#### EXTRACTED ENTRIES ####
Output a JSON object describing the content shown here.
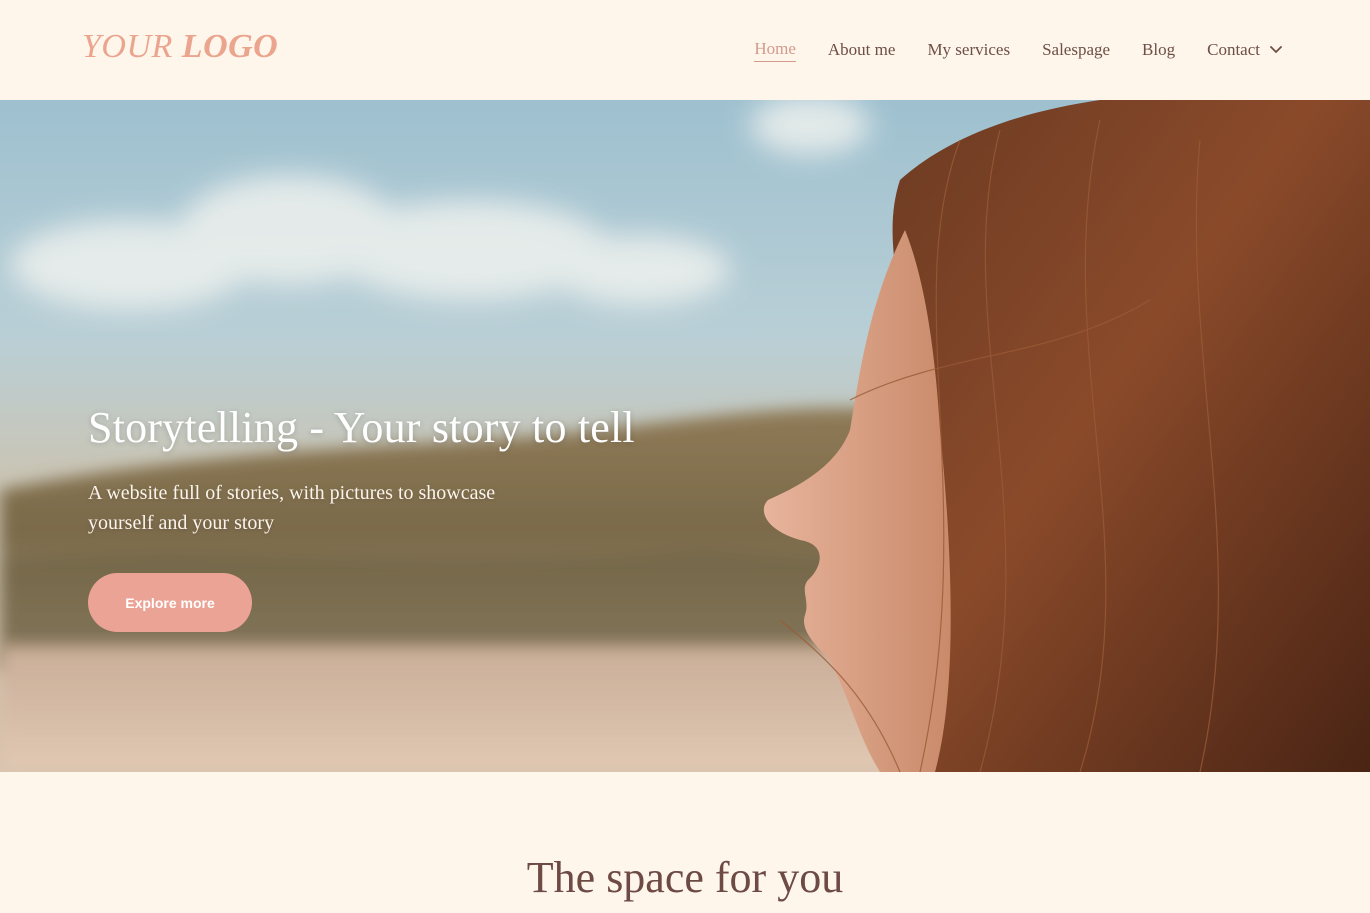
{
  "header": {
    "logo_light": "YOUR",
    "logo_bold": "LOGO",
    "nav": [
      {
        "label": "Home",
        "active": true
      },
      {
        "label": "About me"
      },
      {
        "label": "My services"
      },
      {
        "label": "Salespage"
      },
      {
        "label": "Blog"
      },
      {
        "label": "Contact"
      }
    ]
  },
  "hero": {
    "title": "Storytelling - Your story to tell",
    "subtitle": "A website full of stories, with pictures to showcase yourself and your story",
    "button_label": "Explore more",
    "image_icon": "portrait-photo"
  },
  "section": {
    "title": "The space for you"
  },
  "colors": {
    "background": "#fef6ea",
    "accent": "#eba396",
    "logo": "#eba48e",
    "nav_text": "#6f4e45",
    "nav_active": "#d49a8d",
    "heading": "#6d4a44"
  }
}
####
> [SHORT TASK] In the material above, find each line that contains the word "story", and select it.

> [WORKED SOLUTION]
    "title": "Storytelling - Your story to tell",
    "subtitle": "A website full of stories, with pictures to showcase yourself and your story",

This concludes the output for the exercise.